### Your instructions
Each line of the material must be repeated precisely, with the pictures left out.

☆ ☆ ☆ ☆ ☆

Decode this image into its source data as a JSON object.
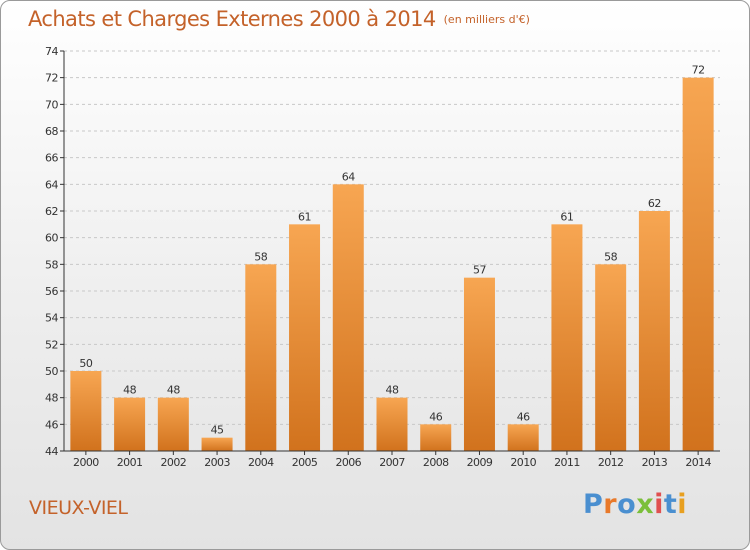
{
  "chart_title": "Achats et Charges Externes 2000 à 2014",
  "chart_subtitle": "(en milliers d'€)",
  "commune_name": "VIEUX-VIEL",
  "logo": {
    "text": "Proxiti",
    "colors": [
      "#4a8fd0",
      "#e8792a",
      "#4a8fd0",
      "#7bbf3a",
      "#e05050",
      "#4a8fd0",
      "#e8a020"
    ]
  },
  "colors": {
    "accent": "#c4622a",
    "bar_top": "#f7a652",
    "bar_bottom": "#d1721d",
    "axis": "#333333"
  },
  "chart_data": {
    "type": "bar",
    "categories": [
      "2000",
      "2001",
      "2002",
      "2003",
      "2004",
      "2005",
      "2006",
      "2007",
      "2008",
      "2009",
      "2010",
      "2011",
      "2012",
      "2013",
      "2014"
    ],
    "values": [
      50,
      48,
      48,
      45,
      58,
      61,
      64,
      48,
      46,
      57,
      46,
      61,
      58,
      62,
      72
    ],
    "ylim": [
      44,
      74
    ],
    "yticks": [
      44,
      46,
      48,
      50,
      52,
      54,
      56,
      58,
      60,
      62,
      64,
      66,
      68,
      70,
      72,
      74
    ],
    "grid": true,
    "data_labels": true
  }
}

☆ ☆ ☆ ☆ ☆

### Final result
Decode this image into its source data as a JSON object.
{
  "chart_title": "Achats et Charges Externes 2000 à 2014",
  "chart_subtitle": "(en milliers d'€)",
  "commune_name": "VIEUX-VIEL",
  "logo": {
    "text": "Proxiti",
    "colors": [
      "#4a8fd0",
      "#e8792a",
      "#4a8fd0",
      "#7bbf3a",
      "#e05050",
      "#4a8fd0",
      "#e8a020"
    ]
  },
  "colors": {
    "accent": "#c4622a",
    "bar_top": "#f7a652",
    "bar_bottom": "#d1721d",
    "axis": "#333333"
  },
  "chart_data": {
    "type": "bar",
    "categories": [
      "2000",
      "2001",
      "2002",
      "2003",
      "2004",
      "2005",
      "2006",
      "2007",
      "2008",
      "2009",
      "2010",
      "2011",
      "2012",
      "2013",
      "2014"
    ],
    "values": [
      50,
      48,
      48,
      45,
      58,
      61,
      64,
      48,
      46,
      57,
      46,
      61,
      58,
      62,
      72
    ],
    "ylim": [
      44,
      74
    ],
    "yticks": [
      44,
      46,
      48,
      50,
      52,
      54,
      56,
      58,
      60,
      62,
      64,
      66,
      68,
      70,
      72,
      74
    ],
    "grid": true,
    "data_labels": true
  }
}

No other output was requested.